GOAL:
Print word for word the lines starting at the one that contains "total-label: 계 bbox=[21, 401, 170, 444]" and ending at the one that contains "header-centers: 집배송센터 bbox=[169, 73, 319, 115]", including both.

____ DATASET ROWS

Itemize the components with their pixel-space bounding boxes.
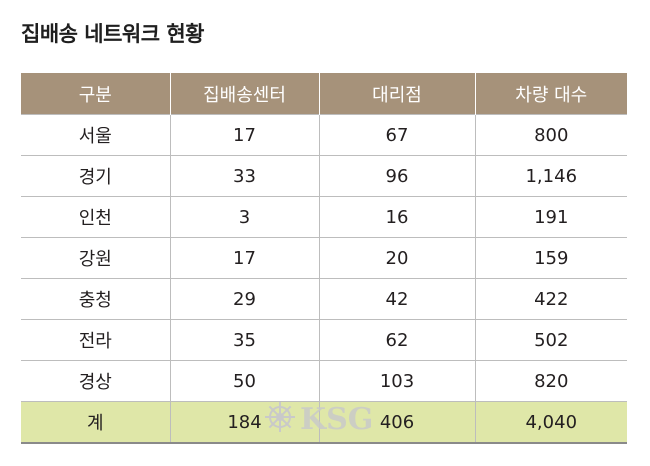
total-label: 계 bbox=[21, 401, 170, 444]
table-row: 전라 35 62 502 bbox=[21, 319, 627, 361]
cell-centers: 50 bbox=[169, 360, 319, 402]
header-agencies: 대리점 bbox=[318, 73, 475, 115]
table-total-row: 계 184 406 4,040 bbox=[21, 401, 627, 444]
cell-agencies: 62 bbox=[318, 319, 475, 361]
cell-region: 서울 bbox=[21, 114, 170, 156]
header-region: 구분 bbox=[21, 73, 170, 115]
total-vehicles: 4,040 bbox=[474, 401, 627, 444]
cell-agencies: 96 bbox=[318, 155, 475, 197]
header-vehicles: 차량 대수 bbox=[474, 73, 627, 115]
page-title: 집배송 네트워크 현황 bbox=[21, 22, 205, 46]
table-row: 경상 50 103 820 bbox=[21, 360, 627, 402]
cell-vehicles: 159 bbox=[474, 237, 627, 279]
cell-vehicles: 502 bbox=[474, 319, 627, 361]
table-row: 인천 3 16 191 bbox=[21, 196, 627, 238]
cell-agencies: 103 bbox=[318, 360, 475, 402]
table-row: 충청 29 42 422 bbox=[21, 278, 627, 320]
cell-region: 인천 bbox=[21, 196, 170, 238]
table-row: 경기 33 96 1,146 bbox=[21, 155, 627, 197]
header-centers: 집배송센터 bbox=[169, 73, 319, 115]
cell-vehicles: 1,146 bbox=[474, 155, 627, 197]
cell-centers: 29 bbox=[169, 278, 319, 320]
table-row: 서울 17 67 800 bbox=[21, 114, 627, 156]
cell-agencies: 42 bbox=[318, 278, 475, 320]
network-table: 구분 집배송센터 대리점 차량 대수 서울 17 67 800 경기 33 96… bbox=[21, 73, 627, 444]
cell-centers: 3 bbox=[169, 196, 319, 238]
cell-region: 전라 bbox=[21, 319, 170, 361]
cell-vehicles: 191 bbox=[474, 196, 627, 238]
cell-centers: 35 bbox=[169, 319, 319, 361]
cell-region: 경기 bbox=[21, 155, 170, 197]
cell-vehicles: 422 bbox=[474, 278, 627, 320]
total-agencies: 406 bbox=[318, 401, 475, 444]
cell-vehicles: 820 bbox=[474, 360, 627, 402]
cell-centers: 33 bbox=[169, 155, 319, 197]
cell-centers: 17 bbox=[169, 114, 319, 156]
total-centers: 184 bbox=[169, 401, 319, 444]
table-row: 강원 17 20 159 bbox=[21, 237, 627, 279]
cell-region: 강원 bbox=[21, 237, 170, 279]
cell-agencies: 20 bbox=[318, 237, 475, 279]
table-header-row: 구분 집배송센터 대리점 차량 대수 bbox=[21, 73, 627, 115]
cell-centers: 17 bbox=[169, 237, 319, 279]
cell-vehicles: 800 bbox=[474, 114, 627, 156]
cell-agencies: 67 bbox=[318, 114, 475, 156]
cell-region: 경상 bbox=[21, 360, 170, 402]
cell-agencies: 16 bbox=[318, 196, 475, 238]
cell-region: 충청 bbox=[21, 278, 170, 320]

________

FINAL RESULT:
total-label: 계 bbox=[21, 401, 170, 444]
table-row: 전라 35 62 502 bbox=[21, 319, 627, 361]
cell-centers: 50 bbox=[169, 360, 319, 402]
header-agencies: 대리점 bbox=[318, 73, 475, 115]
table-total-row: 계 184 406 4,040 bbox=[21, 401, 627, 444]
cell-agencies: 62 bbox=[318, 319, 475, 361]
cell-region: 서울 bbox=[21, 114, 170, 156]
header-region: 구분 bbox=[21, 73, 170, 115]
total-vehicles: 4,040 bbox=[474, 401, 627, 444]
cell-agencies: 96 bbox=[318, 155, 475, 197]
header-vehicles: 차량 대수 bbox=[474, 73, 627, 115]
page-title: 집배송 네트워크 현황 bbox=[21, 22, 205, 46]
table-row: 경상 50 103 820 bbox=[21, 360, 627, 402]
cell-vehicles: 159 bbox=[474, 237, 627, 279]
cell-vehicles: 502 bbox=[474, 319, 627, 361]
table-row: 인천 3 16 191 bbox=[21, 196, 627, 238]
cell-agencies: 103 bbox=[318, 360, 475, 402]
table-row: 충청 29 42 422 bbox=[21, 278, 627, 320]
cell-region: 인천 bbox=[21, 196, 170, 238]
table-row: 경기 33 96 1,146 bbox=[21, 155, 627, 197]
header-centers: 집배송센터 bbox=[169, 73, 319, 115]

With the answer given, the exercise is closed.